__Problem description__
Retype the material in full, keeping every word the same.

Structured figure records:
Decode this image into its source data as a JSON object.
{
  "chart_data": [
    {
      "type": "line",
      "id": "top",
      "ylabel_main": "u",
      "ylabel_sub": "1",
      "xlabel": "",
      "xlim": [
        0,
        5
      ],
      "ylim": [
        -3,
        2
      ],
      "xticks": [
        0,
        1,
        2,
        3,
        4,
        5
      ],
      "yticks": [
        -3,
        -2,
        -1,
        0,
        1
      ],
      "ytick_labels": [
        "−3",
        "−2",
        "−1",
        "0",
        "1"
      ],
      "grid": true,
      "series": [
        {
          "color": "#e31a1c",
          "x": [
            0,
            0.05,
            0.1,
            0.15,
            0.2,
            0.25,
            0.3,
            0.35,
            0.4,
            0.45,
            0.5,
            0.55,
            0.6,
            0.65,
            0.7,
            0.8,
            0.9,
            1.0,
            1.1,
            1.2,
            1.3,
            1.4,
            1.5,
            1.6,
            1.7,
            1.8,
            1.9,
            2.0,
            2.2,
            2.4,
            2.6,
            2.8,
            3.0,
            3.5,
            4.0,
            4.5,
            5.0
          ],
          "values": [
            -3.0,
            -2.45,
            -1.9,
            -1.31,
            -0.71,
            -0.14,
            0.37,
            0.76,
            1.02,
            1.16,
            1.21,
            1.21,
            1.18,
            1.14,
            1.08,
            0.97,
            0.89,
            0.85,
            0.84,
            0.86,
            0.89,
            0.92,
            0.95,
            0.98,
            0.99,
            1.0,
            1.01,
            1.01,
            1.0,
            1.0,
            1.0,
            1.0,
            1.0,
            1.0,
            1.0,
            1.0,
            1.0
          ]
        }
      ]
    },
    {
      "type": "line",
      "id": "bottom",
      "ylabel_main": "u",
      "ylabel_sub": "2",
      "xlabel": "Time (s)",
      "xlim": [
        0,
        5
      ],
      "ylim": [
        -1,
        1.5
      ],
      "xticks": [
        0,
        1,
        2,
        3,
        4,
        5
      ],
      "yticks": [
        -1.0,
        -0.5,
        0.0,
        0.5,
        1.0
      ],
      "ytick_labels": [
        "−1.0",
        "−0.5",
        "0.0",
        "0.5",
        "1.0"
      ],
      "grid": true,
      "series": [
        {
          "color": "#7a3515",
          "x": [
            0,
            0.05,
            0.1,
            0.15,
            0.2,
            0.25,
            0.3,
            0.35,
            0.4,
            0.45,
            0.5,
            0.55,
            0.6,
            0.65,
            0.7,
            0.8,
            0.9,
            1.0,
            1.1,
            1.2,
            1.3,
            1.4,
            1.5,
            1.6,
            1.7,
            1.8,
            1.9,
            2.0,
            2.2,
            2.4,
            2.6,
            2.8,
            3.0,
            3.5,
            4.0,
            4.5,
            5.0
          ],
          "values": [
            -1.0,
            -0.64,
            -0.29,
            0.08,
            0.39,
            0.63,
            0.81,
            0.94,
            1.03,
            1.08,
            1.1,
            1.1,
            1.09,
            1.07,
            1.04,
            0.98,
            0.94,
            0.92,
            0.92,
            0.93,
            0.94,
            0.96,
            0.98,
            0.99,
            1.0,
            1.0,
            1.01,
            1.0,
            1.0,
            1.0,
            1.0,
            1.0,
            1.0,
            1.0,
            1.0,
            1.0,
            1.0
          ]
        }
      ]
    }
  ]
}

__Task answer__
Decode this image into its source data as a JSON object.
{
  "chart_data": [
    {
      "type": "line",
      "id": "top",
      "ylabel_main": "u",
      "ylabel_sub": "1",
      "xlabel": "",
      "xlim": [
        0,
        5
      ],
      "ylim": [
        -3,
        2
      ],
      "xticks": [
        0,
        1,
        2,
        3,
        4,
        5
      ],
      "yticks": [
        -3,
        -2,
        -1,
        0,
        1
      ],
      "ytick_labels": [
        "−3",
        "−2",
        "−1",
        "0",
        "1"
      ],
      "grid": true,
      "series": [
        {
          "color": "#e31a1c",
          "x": [
            0,
            0.05,
            0.1,
            0.15,
            0.2,
            0.25,
            0.3,
            0.35,
            0.4,
            0.45,
            0.5,
            0.55,
            0.6,
            0.65,
            0.7,
            0.8,
            0.9,
            1.0,
            1.1,
            1.2,
            1.3,
            1.4,
            1.5,
            1.6,
            1.7,
            1.8,
            1.9,
            2.0,
            2.2,
            2.4,
            2.6,
            2.8,
            3.0,
            3.5,
            4.0,
            4.5,
            5.0
          ],
          "values": [
            -3.0,
            -2.45,
            -1.9,
            -1.31,
            -0.71,
            -0.14,
            0.37,
            0.76,
            1.02,
            1.16,
            1.21,
            1.21,
            1.18,
            1.14,
            1.08,
            0.97,
            0.89,
            0.85,
            0.84,
            0.86,
            0.89,
            0.92,
            0.95,
            0.98,
            0.99,
            1.0,
            1.01,
            1.01,
            1.0,
            1.0,
            1.0,
            1.0,
            1.0,
            1.0,
            1.0,
            1.0,
            1.0
          ]
        }
      ]
    },
    {
      "type": "line",
      "id": "bottom",
      "ylabel_main": "u",
      "ylabel_sub": "2",
      "xlabel": "Time (s)",
      "xlim": [
        0,
        5
      ],
      "ylim": [
        -1,
        1.5
      ],
      "xticks": [
        0,
        1,
        2,
        3,
        4,
        5
      ],
      "yticks": [
        -1.0,
        -0.5,
        0.0,
        0.5,
        1.0
      ],
      "ytick_labels": [
        "−1.0",
        "−0.5",
        "0.0",
        "0.5",
        "1.0"
      ],
      "grid": true,
      "series": [
        {
          "color": "#7a3515",
          "x": [
            0,
            0.05,
            0.1,
            0.15,
            0.2,
            0.25,
            0.3,
            0.35,
            0.4,
            0.45,
            0.5,
            0.55,
            0.6,
            0.65,
            0.7,
            0.8,
            0.9,
            1.0,
            1.1,
            1.2,
            1.3,
            1.4,
            1.5,
            1.6,
            1.7,
            1.8,
            1.9,
            2.0,
            2.2,
            2.4,
            2.6,
            2.8,
            3.0,
            3.5,
            4.0,
            4.5,
            5.0
          ],
          "values": [
            -1.0,
            -0.64,
            -0.29,
            0.08,
            0.39,
            0.63,
            0.81,
            0.94,
            1.03,
            1.08,
            1.1,
            1.1,
            1.09,
            1.07,
            1.04,
            0.98,
            0.94,
            0.92,
            0.92,
            0.93,
            0.94,
            0.96,
            0.98,
            0.99,
            1.0,
            1.0,
            1.01,
            1.0,
            1.0,
            1.0,
            1.0,
            1.0,
            1.0,
            1.0,
            1.0,
            1.0,
            1.0
          ]
        }
      ]
    }
  ]
}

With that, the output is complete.